▸ **What to work on**
Gather the lines that hold the string "Approval".

start Stored data

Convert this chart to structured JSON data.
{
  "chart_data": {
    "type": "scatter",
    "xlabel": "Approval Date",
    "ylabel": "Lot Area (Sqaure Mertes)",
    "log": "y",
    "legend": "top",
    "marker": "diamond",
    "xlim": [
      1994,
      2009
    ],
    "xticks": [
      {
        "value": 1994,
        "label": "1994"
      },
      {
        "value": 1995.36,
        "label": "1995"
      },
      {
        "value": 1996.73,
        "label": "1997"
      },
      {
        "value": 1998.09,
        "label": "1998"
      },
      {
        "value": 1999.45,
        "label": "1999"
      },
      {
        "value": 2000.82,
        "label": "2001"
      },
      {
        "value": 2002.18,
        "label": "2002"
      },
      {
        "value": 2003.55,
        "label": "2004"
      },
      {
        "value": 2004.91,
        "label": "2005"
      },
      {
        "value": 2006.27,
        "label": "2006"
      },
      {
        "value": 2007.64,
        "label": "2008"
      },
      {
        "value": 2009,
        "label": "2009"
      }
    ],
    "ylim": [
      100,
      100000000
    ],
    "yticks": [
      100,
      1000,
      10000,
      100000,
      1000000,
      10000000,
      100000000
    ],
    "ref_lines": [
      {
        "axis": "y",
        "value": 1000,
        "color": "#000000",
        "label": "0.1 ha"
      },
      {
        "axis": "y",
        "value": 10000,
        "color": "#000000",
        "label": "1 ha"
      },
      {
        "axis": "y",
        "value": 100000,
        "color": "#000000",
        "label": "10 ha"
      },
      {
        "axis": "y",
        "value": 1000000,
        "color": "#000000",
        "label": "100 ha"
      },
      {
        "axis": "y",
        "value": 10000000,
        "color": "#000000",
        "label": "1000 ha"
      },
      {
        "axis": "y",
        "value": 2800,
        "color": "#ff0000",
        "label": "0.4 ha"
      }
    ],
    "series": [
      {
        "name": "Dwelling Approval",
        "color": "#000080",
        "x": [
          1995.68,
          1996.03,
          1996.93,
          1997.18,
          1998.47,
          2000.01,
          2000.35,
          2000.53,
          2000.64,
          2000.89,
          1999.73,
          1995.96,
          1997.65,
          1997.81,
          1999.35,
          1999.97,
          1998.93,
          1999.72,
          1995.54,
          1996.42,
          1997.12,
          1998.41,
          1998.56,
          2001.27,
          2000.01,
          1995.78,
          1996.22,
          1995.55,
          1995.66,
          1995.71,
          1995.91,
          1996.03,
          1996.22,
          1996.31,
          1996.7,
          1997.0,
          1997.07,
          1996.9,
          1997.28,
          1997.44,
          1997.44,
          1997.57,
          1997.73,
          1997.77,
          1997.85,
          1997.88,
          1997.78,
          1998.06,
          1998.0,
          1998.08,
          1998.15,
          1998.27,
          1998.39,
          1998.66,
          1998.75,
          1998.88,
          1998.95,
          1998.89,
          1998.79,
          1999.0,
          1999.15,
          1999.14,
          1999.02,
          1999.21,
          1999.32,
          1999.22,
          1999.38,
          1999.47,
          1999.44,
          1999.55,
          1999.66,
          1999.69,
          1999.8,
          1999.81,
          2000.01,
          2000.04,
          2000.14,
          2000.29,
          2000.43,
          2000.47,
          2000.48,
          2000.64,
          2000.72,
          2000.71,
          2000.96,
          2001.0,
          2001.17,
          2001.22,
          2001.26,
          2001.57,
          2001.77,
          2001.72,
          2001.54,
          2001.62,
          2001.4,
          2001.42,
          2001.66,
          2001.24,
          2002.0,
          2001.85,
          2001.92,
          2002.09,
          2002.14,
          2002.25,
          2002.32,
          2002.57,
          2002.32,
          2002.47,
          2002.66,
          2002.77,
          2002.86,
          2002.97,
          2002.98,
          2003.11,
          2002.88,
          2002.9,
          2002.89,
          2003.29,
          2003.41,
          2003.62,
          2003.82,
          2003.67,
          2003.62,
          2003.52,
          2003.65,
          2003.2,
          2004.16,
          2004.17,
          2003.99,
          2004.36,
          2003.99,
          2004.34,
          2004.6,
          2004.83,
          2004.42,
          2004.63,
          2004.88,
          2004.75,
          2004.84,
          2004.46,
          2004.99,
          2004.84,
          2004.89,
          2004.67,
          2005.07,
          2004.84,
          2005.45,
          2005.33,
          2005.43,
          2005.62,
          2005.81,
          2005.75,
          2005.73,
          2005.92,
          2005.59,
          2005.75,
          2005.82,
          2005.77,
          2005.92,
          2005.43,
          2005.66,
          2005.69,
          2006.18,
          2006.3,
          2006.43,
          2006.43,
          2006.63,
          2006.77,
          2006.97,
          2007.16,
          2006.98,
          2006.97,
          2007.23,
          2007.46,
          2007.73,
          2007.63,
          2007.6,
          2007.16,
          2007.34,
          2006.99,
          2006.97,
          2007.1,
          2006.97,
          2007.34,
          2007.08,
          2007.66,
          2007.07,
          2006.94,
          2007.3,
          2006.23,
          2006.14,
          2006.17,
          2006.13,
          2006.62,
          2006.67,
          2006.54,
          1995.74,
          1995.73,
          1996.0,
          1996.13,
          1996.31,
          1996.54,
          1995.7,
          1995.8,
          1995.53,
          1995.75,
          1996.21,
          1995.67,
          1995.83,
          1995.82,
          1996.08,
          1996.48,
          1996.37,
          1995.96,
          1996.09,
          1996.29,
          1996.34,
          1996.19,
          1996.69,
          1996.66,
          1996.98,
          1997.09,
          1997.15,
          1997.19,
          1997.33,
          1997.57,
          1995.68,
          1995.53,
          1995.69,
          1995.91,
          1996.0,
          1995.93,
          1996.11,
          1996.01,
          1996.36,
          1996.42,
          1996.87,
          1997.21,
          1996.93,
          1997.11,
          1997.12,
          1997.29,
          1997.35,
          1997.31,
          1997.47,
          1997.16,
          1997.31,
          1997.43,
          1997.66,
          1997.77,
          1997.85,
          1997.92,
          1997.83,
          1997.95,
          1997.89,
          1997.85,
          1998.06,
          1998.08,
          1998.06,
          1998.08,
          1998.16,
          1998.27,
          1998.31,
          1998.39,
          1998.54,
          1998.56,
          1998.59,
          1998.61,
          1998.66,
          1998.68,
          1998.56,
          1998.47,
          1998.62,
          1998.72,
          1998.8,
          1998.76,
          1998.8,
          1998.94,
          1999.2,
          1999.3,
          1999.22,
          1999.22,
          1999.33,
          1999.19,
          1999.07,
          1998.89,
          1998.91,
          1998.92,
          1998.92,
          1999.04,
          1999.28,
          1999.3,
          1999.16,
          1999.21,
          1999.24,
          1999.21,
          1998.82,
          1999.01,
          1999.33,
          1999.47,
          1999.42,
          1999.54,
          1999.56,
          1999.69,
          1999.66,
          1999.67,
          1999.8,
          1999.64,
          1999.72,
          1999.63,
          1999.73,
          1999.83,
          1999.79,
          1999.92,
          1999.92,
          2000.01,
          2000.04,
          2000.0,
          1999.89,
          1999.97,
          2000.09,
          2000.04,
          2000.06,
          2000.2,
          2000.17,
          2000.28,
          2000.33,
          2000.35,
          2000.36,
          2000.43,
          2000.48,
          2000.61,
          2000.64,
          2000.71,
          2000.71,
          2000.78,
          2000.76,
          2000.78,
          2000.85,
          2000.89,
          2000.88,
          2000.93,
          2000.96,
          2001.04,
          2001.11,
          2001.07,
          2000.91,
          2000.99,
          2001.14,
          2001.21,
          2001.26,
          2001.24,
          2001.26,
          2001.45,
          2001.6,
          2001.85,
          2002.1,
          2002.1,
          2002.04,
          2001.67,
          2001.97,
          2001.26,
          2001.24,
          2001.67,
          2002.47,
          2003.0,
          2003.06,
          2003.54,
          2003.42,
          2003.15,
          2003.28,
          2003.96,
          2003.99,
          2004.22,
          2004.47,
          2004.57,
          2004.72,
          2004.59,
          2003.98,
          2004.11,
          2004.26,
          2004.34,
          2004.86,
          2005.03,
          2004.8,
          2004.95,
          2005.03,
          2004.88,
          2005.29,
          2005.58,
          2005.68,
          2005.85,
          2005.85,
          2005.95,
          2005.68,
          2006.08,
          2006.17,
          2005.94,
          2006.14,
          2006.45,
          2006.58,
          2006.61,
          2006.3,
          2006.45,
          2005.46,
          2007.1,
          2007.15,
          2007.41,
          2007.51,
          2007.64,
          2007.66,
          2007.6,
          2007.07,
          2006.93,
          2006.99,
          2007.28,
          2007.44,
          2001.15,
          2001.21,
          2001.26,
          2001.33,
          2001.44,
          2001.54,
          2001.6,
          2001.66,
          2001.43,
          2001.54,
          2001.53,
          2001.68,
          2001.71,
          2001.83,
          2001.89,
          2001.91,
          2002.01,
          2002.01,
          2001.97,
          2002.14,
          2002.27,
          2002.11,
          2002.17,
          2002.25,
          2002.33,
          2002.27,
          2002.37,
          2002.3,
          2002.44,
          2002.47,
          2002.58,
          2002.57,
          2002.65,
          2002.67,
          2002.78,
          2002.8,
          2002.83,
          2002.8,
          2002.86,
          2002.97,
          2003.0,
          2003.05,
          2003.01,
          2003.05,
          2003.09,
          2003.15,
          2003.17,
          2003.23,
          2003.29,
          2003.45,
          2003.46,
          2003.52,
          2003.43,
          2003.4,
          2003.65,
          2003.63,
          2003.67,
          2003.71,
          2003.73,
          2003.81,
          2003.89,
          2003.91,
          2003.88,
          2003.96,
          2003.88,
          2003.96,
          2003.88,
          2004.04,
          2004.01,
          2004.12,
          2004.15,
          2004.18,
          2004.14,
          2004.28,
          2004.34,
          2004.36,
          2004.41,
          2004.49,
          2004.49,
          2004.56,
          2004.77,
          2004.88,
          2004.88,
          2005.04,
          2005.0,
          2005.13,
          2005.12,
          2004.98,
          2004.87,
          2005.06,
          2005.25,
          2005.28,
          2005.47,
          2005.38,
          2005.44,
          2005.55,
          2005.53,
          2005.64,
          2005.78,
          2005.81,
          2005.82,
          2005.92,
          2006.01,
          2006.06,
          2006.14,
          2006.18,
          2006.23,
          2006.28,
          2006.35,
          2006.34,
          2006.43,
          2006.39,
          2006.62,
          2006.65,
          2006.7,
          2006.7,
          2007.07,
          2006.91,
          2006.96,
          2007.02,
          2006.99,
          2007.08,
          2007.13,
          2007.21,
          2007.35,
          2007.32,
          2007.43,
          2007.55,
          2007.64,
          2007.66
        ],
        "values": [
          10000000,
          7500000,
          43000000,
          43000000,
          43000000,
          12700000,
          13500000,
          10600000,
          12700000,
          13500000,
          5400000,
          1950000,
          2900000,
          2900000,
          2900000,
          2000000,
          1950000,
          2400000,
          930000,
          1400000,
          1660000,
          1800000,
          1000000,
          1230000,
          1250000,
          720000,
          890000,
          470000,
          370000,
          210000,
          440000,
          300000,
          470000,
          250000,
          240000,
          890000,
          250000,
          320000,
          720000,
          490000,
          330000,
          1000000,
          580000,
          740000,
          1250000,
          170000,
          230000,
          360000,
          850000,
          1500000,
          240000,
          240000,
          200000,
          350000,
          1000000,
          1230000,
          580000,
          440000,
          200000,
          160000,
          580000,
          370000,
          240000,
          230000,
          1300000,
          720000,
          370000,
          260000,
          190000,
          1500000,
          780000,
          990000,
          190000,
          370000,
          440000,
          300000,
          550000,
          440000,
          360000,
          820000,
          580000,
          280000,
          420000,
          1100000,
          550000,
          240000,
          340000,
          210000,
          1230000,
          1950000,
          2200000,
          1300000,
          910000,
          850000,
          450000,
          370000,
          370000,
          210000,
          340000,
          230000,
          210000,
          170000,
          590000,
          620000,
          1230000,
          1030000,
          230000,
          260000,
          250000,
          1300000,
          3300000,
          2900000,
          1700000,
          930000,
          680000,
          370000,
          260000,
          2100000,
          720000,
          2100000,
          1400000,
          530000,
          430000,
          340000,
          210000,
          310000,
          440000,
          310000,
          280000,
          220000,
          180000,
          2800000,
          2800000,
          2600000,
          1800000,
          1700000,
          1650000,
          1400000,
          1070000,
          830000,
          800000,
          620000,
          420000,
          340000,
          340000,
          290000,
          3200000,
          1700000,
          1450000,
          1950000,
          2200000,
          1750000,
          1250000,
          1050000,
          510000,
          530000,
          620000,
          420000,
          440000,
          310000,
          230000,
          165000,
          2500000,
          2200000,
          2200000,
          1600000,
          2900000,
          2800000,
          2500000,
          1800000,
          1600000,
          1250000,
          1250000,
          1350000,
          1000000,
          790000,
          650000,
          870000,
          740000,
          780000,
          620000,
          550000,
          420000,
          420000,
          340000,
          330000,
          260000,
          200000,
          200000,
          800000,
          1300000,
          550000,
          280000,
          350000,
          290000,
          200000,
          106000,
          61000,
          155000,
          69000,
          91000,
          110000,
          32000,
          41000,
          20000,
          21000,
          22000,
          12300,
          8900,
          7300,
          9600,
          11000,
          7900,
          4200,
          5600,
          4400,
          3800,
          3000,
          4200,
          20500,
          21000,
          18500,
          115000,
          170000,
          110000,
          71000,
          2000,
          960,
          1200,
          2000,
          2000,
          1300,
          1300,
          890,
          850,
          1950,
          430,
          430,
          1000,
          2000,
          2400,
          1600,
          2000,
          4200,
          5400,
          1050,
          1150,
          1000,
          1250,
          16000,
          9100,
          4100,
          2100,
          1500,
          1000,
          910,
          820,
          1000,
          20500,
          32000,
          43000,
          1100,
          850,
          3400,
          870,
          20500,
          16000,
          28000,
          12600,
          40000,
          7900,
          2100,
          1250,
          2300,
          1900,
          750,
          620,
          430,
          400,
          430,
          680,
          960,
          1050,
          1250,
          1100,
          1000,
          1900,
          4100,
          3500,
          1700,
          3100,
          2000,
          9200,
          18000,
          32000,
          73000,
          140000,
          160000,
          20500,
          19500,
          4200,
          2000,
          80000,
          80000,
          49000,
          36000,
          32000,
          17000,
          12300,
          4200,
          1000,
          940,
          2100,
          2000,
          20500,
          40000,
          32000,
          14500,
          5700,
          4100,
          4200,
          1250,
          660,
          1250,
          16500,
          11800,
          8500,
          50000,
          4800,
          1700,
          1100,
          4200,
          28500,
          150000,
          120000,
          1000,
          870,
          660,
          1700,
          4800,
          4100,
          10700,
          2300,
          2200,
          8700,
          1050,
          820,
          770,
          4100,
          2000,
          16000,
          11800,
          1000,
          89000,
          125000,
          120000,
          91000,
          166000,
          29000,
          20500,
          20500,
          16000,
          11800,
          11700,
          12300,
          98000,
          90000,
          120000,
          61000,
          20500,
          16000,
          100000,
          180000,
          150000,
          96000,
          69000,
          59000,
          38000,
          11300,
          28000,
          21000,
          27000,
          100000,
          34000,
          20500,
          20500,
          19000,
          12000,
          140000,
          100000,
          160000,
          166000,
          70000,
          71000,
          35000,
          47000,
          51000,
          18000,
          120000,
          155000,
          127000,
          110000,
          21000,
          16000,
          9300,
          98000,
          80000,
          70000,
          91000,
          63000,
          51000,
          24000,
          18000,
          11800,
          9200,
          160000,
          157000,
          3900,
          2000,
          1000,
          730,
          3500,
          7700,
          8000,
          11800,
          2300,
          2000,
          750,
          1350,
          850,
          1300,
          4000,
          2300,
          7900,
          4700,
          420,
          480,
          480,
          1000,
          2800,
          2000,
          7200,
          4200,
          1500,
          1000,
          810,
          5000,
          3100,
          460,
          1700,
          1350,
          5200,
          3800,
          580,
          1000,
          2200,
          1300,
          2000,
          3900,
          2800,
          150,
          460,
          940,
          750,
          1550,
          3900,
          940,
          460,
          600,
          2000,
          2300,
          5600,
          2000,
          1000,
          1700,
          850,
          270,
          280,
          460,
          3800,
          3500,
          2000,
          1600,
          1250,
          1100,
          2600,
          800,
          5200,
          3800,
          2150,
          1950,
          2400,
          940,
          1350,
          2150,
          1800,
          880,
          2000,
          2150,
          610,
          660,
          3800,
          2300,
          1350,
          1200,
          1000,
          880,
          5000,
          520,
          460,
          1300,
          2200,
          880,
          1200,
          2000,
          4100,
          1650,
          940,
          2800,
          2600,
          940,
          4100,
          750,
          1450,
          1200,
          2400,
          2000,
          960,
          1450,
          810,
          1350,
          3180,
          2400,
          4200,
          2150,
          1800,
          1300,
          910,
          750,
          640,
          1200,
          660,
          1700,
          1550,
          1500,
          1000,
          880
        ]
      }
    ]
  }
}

end Stored data

▸ **Output**
    "xlabel": "Approval Date",
        "name": "Dwelling Approval",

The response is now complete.